Excerpted data

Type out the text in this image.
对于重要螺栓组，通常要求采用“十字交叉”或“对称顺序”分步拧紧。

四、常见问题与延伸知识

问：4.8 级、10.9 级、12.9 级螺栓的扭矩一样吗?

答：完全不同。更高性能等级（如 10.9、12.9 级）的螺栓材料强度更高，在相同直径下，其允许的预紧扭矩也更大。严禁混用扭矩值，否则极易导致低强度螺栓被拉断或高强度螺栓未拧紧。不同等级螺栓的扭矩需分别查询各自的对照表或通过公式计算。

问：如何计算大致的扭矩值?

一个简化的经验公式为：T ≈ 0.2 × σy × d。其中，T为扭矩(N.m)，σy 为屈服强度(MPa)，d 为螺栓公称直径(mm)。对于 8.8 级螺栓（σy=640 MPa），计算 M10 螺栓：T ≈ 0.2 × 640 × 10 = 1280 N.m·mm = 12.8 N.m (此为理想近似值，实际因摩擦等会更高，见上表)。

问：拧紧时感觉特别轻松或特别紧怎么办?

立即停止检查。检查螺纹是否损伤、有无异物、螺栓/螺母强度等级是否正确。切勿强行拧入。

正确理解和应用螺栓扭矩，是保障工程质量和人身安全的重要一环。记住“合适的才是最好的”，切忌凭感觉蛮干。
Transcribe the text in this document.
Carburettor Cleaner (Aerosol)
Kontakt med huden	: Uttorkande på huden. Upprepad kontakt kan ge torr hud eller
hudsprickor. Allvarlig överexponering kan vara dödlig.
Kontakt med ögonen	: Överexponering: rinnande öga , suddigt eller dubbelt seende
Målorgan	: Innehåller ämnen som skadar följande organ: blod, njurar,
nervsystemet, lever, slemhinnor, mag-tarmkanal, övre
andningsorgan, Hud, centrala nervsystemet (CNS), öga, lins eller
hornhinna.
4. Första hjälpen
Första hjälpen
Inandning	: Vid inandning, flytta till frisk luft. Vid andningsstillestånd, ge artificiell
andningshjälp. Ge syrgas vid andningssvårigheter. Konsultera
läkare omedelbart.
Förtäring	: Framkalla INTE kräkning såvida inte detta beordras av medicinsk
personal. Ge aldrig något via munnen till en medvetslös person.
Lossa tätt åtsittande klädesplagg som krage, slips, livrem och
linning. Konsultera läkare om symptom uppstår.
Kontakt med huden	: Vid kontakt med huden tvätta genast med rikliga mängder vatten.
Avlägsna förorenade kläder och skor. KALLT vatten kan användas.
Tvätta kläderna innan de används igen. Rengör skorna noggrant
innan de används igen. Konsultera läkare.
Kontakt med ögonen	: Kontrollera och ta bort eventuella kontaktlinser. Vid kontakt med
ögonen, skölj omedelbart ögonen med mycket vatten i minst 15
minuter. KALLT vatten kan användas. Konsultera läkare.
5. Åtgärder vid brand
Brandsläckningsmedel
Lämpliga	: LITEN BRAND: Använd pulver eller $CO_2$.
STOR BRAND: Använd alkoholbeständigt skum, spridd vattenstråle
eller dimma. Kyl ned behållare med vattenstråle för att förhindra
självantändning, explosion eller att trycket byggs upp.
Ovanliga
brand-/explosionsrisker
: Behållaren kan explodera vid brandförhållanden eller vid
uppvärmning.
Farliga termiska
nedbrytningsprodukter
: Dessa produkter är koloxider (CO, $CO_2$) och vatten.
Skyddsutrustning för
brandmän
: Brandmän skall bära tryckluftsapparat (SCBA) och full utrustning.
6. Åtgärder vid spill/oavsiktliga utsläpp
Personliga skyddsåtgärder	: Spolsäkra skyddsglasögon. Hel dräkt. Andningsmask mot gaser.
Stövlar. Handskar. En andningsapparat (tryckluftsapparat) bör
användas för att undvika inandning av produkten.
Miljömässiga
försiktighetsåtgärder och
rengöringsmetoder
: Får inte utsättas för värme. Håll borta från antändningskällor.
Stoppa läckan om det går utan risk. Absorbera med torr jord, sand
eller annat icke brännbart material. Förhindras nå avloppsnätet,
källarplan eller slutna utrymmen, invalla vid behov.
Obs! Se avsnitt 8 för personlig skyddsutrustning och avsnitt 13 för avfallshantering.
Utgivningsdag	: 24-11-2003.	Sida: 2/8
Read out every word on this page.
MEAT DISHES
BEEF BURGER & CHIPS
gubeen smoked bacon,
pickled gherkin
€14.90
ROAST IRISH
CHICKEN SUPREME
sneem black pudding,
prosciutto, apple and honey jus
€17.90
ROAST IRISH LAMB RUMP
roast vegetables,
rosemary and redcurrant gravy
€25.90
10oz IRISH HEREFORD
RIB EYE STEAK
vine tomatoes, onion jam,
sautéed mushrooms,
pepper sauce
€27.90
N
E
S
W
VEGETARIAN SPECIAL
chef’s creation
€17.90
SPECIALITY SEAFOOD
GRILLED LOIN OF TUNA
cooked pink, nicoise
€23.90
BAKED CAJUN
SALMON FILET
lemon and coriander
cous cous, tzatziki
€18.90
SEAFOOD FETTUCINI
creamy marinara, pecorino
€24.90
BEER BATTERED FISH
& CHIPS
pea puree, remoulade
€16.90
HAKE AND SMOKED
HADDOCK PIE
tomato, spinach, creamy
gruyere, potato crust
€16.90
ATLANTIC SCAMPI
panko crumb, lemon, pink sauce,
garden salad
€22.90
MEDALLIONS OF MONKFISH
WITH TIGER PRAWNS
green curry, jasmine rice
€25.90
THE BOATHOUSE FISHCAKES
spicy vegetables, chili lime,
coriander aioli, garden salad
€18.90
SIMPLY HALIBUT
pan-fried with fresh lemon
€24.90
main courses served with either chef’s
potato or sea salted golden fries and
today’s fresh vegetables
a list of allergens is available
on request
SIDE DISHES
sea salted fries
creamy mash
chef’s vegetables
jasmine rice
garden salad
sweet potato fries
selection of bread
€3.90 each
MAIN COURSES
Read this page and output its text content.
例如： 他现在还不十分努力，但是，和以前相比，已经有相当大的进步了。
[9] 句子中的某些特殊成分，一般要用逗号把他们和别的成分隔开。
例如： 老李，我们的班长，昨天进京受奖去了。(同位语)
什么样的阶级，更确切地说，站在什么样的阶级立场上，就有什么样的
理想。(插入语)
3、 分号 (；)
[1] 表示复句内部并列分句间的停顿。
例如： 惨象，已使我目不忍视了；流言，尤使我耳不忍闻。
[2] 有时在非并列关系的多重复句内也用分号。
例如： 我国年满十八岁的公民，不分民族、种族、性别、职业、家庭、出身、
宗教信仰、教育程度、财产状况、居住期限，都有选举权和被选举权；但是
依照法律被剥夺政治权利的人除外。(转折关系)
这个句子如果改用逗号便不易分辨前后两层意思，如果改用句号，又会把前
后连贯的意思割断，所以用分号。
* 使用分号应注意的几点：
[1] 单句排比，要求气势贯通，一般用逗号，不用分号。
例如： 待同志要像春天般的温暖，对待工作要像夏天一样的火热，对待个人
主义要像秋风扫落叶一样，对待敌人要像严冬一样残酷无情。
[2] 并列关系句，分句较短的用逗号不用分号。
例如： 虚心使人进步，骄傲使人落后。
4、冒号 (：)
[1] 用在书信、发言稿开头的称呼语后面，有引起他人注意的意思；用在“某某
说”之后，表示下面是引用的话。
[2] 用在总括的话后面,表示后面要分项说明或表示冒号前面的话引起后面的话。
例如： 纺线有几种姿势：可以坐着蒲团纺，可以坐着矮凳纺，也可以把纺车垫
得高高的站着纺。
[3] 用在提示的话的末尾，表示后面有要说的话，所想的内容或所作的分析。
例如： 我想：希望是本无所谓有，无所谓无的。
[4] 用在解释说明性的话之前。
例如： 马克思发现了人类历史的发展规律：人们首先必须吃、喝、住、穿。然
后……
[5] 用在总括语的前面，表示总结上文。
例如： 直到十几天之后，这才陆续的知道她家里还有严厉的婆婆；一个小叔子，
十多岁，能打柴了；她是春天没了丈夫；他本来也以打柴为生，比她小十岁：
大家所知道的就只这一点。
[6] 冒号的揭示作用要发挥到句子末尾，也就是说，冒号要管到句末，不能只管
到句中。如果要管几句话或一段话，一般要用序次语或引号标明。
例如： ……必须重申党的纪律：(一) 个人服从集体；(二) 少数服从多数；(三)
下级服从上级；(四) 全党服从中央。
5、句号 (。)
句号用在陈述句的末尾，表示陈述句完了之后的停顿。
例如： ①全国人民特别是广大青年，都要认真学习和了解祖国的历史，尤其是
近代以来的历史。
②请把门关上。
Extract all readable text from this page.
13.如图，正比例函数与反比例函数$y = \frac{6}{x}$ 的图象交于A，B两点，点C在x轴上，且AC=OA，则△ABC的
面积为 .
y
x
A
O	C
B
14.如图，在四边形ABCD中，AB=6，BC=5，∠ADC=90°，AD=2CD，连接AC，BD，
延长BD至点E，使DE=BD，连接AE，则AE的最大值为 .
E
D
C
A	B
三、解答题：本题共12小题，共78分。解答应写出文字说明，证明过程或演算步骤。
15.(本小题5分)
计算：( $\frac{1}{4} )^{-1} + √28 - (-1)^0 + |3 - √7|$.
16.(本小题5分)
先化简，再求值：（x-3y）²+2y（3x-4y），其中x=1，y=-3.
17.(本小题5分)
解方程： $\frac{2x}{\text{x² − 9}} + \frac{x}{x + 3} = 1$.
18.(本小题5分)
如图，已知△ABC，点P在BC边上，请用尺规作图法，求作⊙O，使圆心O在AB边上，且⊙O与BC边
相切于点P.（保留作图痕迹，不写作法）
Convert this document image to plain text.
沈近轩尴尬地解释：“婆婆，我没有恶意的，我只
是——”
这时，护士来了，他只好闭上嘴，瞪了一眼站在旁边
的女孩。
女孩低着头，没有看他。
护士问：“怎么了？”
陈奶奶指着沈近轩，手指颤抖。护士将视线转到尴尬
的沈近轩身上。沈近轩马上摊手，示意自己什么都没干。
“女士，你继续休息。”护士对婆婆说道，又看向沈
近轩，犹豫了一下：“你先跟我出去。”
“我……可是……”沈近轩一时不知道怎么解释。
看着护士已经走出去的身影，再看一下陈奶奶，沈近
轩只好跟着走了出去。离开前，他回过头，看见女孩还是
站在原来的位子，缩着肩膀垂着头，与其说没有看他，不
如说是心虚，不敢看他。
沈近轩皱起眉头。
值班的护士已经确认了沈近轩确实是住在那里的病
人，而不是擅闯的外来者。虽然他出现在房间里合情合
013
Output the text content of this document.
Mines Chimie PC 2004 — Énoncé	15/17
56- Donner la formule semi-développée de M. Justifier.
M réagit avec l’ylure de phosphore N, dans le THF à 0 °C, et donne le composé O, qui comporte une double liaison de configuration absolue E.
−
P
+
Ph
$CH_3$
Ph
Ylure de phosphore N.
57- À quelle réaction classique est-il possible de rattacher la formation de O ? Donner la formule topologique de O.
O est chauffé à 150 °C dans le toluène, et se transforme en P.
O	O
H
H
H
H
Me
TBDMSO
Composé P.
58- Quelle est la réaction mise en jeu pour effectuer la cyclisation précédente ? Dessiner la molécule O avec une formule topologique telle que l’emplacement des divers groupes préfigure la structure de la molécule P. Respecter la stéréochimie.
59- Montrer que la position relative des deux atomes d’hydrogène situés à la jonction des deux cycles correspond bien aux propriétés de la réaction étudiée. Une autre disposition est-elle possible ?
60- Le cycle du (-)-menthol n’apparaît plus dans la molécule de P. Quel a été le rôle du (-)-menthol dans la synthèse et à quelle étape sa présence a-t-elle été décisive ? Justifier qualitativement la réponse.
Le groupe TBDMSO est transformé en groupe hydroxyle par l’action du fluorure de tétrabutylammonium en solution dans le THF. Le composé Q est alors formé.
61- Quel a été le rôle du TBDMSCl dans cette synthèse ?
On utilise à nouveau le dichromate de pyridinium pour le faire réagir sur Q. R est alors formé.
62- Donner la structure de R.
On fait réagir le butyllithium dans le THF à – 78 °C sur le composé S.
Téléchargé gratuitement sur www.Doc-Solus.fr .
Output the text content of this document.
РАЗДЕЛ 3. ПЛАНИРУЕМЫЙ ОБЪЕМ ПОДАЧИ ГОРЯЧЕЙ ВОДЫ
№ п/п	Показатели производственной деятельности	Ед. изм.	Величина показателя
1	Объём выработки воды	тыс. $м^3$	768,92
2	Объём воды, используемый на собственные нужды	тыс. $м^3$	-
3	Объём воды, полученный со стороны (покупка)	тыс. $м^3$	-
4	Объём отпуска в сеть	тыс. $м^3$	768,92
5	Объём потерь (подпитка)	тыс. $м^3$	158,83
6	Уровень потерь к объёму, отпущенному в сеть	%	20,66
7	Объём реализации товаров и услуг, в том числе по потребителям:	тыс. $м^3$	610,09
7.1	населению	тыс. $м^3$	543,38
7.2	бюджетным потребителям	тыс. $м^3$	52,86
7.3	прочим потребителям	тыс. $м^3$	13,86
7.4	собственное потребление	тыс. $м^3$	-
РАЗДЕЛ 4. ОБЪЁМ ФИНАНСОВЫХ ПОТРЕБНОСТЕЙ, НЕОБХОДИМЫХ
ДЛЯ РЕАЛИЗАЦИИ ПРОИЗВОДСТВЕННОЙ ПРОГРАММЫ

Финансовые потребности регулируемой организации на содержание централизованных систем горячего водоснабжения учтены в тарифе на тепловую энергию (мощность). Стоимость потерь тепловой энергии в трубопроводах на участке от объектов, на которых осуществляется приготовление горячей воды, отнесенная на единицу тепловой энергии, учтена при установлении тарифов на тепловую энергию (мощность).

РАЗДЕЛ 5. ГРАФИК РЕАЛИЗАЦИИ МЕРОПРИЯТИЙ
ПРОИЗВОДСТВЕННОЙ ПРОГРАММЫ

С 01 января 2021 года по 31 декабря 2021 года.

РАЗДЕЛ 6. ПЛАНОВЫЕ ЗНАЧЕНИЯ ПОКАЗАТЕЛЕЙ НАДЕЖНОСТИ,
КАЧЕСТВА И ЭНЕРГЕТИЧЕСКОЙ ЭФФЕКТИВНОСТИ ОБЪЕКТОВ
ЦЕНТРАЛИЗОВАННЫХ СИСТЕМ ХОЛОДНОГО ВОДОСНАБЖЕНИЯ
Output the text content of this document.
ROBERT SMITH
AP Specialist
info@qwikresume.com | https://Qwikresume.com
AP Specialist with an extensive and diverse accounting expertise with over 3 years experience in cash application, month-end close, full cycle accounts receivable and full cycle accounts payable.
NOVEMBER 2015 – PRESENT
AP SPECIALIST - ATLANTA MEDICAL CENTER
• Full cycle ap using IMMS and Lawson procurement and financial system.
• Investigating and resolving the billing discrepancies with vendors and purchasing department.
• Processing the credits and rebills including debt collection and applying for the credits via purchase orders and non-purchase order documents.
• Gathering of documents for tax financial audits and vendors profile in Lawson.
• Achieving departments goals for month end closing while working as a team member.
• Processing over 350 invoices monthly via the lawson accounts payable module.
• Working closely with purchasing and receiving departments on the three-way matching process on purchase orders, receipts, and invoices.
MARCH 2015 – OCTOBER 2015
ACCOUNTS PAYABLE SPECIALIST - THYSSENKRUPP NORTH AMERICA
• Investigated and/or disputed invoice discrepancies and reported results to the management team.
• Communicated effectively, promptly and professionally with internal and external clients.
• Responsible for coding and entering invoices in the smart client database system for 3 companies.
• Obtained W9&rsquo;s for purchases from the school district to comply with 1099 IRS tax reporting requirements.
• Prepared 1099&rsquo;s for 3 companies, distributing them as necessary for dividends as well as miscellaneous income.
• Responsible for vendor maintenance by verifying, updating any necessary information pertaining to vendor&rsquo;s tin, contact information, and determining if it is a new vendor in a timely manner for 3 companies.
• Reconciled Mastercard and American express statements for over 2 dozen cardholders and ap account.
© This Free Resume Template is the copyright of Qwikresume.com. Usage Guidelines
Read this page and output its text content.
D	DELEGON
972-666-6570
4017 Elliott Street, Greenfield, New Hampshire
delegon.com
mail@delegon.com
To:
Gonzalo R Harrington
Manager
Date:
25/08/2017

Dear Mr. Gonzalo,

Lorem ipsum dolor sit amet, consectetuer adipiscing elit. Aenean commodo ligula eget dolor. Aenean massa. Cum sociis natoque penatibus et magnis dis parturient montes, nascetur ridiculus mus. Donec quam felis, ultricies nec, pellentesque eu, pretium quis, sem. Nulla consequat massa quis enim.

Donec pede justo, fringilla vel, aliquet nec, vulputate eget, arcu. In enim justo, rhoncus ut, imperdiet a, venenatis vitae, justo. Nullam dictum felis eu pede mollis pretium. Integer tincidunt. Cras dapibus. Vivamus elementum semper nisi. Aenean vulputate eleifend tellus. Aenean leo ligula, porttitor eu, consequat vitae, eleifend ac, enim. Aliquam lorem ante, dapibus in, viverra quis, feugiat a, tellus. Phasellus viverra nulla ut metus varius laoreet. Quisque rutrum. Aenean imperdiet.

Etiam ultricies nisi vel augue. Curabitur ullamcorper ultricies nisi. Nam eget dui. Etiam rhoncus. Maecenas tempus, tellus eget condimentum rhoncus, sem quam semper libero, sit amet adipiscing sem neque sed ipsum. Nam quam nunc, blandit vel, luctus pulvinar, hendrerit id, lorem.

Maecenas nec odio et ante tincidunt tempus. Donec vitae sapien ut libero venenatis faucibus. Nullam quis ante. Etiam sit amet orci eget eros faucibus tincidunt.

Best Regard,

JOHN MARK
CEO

What needs to be done
Go through the records above, find every line with the word "creamy", and list those lines.

Result for this exercise
creamy marinara, pecorino
tomato, spinach, creamy
creamy mash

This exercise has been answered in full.